◆ **What is expected**:
Give a verbatim quotation of every record.

◆ **Listed records**:
____

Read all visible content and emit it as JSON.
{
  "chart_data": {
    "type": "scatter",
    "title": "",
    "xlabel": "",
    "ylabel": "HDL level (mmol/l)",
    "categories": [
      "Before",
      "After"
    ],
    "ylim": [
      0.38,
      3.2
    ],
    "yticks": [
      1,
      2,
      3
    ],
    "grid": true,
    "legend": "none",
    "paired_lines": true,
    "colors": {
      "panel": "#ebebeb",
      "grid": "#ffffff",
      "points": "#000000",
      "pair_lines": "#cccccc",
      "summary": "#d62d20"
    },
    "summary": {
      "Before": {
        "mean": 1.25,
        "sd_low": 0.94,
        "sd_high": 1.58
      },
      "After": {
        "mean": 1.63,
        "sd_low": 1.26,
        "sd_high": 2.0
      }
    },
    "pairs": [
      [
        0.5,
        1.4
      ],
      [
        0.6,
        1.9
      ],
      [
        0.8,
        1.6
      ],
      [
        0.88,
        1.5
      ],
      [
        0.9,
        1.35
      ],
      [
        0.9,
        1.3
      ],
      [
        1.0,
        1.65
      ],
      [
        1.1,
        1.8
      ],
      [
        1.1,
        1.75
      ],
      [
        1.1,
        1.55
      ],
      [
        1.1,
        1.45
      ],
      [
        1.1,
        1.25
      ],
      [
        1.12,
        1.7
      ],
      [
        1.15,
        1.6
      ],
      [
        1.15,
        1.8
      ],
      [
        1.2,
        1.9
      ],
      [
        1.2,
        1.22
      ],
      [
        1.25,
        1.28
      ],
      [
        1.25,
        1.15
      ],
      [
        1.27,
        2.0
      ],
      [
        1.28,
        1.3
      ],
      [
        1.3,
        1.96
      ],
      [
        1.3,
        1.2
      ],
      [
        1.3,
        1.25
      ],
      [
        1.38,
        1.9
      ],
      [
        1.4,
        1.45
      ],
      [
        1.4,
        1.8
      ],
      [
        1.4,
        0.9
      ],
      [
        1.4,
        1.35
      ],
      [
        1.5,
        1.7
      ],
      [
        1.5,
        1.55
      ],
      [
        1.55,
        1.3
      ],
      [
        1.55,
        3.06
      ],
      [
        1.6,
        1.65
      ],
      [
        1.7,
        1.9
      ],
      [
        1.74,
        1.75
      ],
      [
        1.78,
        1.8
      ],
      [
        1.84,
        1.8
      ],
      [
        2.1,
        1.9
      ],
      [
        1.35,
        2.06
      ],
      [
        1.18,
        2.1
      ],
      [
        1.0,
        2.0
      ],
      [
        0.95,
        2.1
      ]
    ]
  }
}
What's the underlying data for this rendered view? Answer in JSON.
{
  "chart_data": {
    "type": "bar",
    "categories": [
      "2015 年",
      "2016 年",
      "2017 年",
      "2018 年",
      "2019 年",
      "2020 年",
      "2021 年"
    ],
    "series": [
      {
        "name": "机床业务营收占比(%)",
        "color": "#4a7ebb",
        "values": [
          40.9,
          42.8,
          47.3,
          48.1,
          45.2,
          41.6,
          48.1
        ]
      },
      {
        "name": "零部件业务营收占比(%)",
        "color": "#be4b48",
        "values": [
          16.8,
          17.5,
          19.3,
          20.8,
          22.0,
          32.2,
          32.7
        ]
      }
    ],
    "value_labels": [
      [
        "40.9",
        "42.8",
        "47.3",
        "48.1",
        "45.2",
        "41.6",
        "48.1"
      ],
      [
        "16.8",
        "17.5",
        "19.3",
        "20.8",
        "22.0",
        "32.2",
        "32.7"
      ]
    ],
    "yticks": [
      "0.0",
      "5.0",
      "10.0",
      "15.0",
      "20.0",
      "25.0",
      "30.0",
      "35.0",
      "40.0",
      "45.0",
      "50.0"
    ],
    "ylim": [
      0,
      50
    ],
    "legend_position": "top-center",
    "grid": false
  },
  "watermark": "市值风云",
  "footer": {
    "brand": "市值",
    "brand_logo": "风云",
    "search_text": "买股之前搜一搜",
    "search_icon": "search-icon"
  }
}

____

◆ **Result for this exercise**:
Read all visible content and emit it as JSON.
{
  "chart_data": {
    "type": "scatter",
    "title": "",
    "xlabel": "",
    "ylabel": "HDL level (mmol/l)",
    "categories": [
      "Before",
      "After"
    ],
    "ylim": [
      0.38,
      3.2
    ],
    "yticks": [
      1,
      2,
      3
    ],
    "grid": true,
    "legend": "none",
    "paired_lines": true,
    "colors": {
      "panel": "#ebebeb",
      "grid": "#ffffff",
      "points": "#000000",
      "pair_lines": "#cccccc",
      "summary": "#d62d20"
    },
    "summary": {
      "Before": {
        "mean": 1.25,
        "sd_low": 0.94,
        "sd_high": 1.58
      },
      "After": {
        "mean": 1.63,
        "sd_low": 1.26,
        "sd_high": 2.0
      }
    },
    "pairs": [
      [
        0.5,
        1.4
      ],
      [
        0.6,
        1.9
      ],
      [
        0.8,
        1.6
      ],
      [
        0.88,
        1.5
      ],
      [
        0.9,
        1.35
      ],
      [
        0.9,
        1.3
      ],
      [
        1.0,
        1.65
      ],
      [
        1.1,
        1.8
      ],
      [
        1.1,
        1.75
      ],
      [
        1.1,
        1.55
      ],
      [
        1.1,
        1.45
      ],
      [
        1.1,
        1.25
      ],
      [
        1.12,
        1.7
      ],
      [
        1.15,
        1.6
      ],
      [
        1.15,
        1.8
      ],
      [
        1.2,
        1.9
      ],
      [
        1.2,
        1.22
      ],
      [
        1.25,
        1.28
      ],
      [
        1.25,
        1.15
      ],
      [
        1.27,
        2.0
      ],
      [
        1.28,
        1.3
      ],
      [
        1.3,
        1.96
      ],
      [
        1.3,
        1.2
      ],
      [
        1.3,
        1.25
      ],
      [
        1.38,
        1.9
      ],
      [
        1.4,
        1.45
      ],
      [
        1.4,
        1.8
      ],
      [
        1.4,
        0.9
      ],
      [
        1.4,
        1.35
      ],
      [
        1.5,
        1.7
      ],
      [
        1.5,
        1.55
      ],
      [
        1.55,
        1.3
      ],
      [
        1.55,
        3.06
      ],
      [
        1.6,
        1.65
      ],
      [
        1.7,
        1.9
      ],
      [
        1.74,
        1.75
      ],
      [
        1.78,
        1.8
      ],
      [
        1.84,
        1.8
      ],
      [
        2.1,
        1.9
      ],
      [
        1.35,
        2.06
      ],
      [
        1.18,
        2.1
      ],
      [
        1.0,
        2.0
      ],
      [
        0.95,
        2.1
      ]
    ]
  }
}
What's the underlying data for this rendered view? Answer in JSON.
{
  "chart_data": {
    "type": "bar",
    "categories": [
      "2015 年",
      "2016 年",
      "2017 年",
      "2018 年",
      "2019 年",
      "2020 年",
      "2021 年"
    ],
    "series": [
      {
        "name": "机床业务营收占比(%)",
        "color": "#4a7ebb",
        "values": [
          40.9,
          42.8,
          47.3,
          48.1,
          45.2,
          41.6,
          48.1
        ]
      },
      {
        "name": "零部件业务营收占比(%)",
        "color": "#be4b48",
        "values": [
          16.8,
          17.5,
          19.3,
          20.8,
          22.0,
          32.2,
          32.7
        ]
      }
    ],
    "value_labels": [
      [
        "40.9",
        "42.8",
        "47.3",
        "48.1",
        "45.2",
        "41.6",
        "48.1"
      ],
      [
        "16.8",
        "17.5",
        "19.3",
        "20.8",
        "22.0",
        "32.2",
        "32.7"
      ]
    ],
    "yticks": [
      "0.0",
      "5.0",
      "10.0",
      "15.0",
      "20.0",
      "25.0",
      "30.0",
      "35.0",
      "40.0",
      "45.0",
      "50.0"
    ],
    "ylim": [
      0,
      50
    ],
    "legend_position": "top-center",
    "grid": false
  },
  "watermark": "市值风云",
  "footer": {
    "brand": "市值",
    "brand_logo": "风云",
    "search_text": "买股之前搜一搜",
    "search_icon": "search-icon"
  }
}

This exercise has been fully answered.